## BEGIN

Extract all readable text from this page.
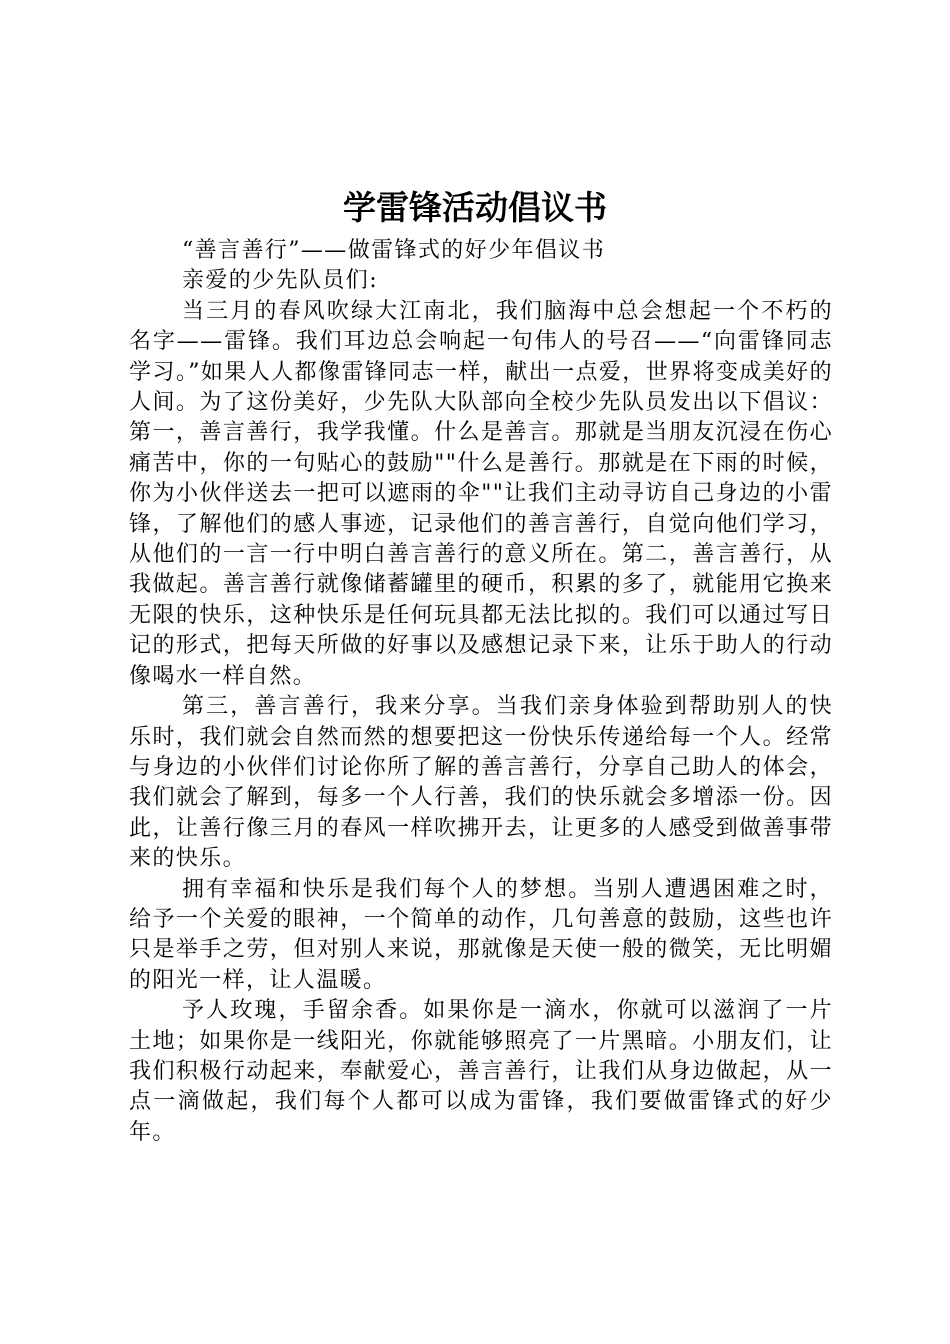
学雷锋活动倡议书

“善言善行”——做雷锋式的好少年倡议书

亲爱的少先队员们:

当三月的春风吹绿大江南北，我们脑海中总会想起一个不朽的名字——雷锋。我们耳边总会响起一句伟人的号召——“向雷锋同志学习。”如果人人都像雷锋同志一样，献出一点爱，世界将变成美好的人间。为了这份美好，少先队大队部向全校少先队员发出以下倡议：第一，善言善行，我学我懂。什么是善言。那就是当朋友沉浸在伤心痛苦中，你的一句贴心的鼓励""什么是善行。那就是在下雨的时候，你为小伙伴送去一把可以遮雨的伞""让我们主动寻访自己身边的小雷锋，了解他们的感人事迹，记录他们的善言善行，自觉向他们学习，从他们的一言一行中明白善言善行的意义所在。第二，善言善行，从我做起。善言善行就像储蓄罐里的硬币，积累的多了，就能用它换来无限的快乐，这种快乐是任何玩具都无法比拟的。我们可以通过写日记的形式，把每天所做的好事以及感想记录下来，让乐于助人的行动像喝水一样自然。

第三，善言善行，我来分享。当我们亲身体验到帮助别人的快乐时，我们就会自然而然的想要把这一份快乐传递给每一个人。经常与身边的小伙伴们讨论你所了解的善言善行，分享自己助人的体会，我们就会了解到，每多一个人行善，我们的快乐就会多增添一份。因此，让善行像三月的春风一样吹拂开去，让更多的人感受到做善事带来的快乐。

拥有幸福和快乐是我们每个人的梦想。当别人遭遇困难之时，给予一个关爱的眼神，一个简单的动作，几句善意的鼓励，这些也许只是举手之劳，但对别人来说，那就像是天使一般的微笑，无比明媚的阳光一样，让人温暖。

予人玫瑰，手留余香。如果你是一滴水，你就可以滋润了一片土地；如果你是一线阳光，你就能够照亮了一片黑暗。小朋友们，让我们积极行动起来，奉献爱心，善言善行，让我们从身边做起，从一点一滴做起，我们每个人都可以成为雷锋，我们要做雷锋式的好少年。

## END

Copy every line of the records above that contains "善言善行".

## [Full response]
“善言善行”——做雷锋式的好少年倡议书
当三月的春风吹绿大江南北，我们脑海中总会想起一个不朽的名字——雷锋。我们耳边总会响起一句伟人的号召——“向雷锋同志学习。”如果人人都像雷锋同志一样，献出一点爱，世界将变成美好的人间。为了这份美好，少先队大队部向全校少先队员发出以下倡议：第一，善言善行，我学我懂。什么是善言。那就是当朋友沉浸在伤心痛苦中，你的一句贴心的鼓励""什么是善行。那就是在下雨的时候，你为小伙伴送去一把可以遮雨的伞""让我们主动寻访自己身边的小雷锋，了解他们的感人事迹，记录他们的善言善行，自觉向他们学习，从他们的一言一行中明白善言善行的意义所在。第二，善言善行，从我做起。善言善行就像储蓄罐里的硬币，积累的多了，就能用它换来无限的快乐，这种快乐是任何玩具都无法比拟的。我们可以通过写日记的形式，把每天所做的好事以及感想记录下来，让乐于助人的行动像喝水一样自然。
第三，善言善行，我来分享。当我们亲身体验到帮助别人的快乐时，我们就会自然而然的想要把这一份快乐传递给每一个人。经常与身边的小伙伴们讨论你所了解的善言善行，分享自己助人的体会，我们就会了解到，每多一个人行善，我们的快乐就会多增添一份。因此，让善行像三月的春风一样吹拂开去，让更多的人感受到做善事带来的快乐。
予人玫瑰，手留余香。如果你是一滴水，你就可以滋润了一片土地；如果你是一线阳光，你就能够照亮了一片黑暗。小朋友们，让我们积极行动起来，奉献爱心，善言善行，让我们从身边做起，从一点一滴做起，我们每个人都可以成为雷锋，我们要做雷锋式的好少年。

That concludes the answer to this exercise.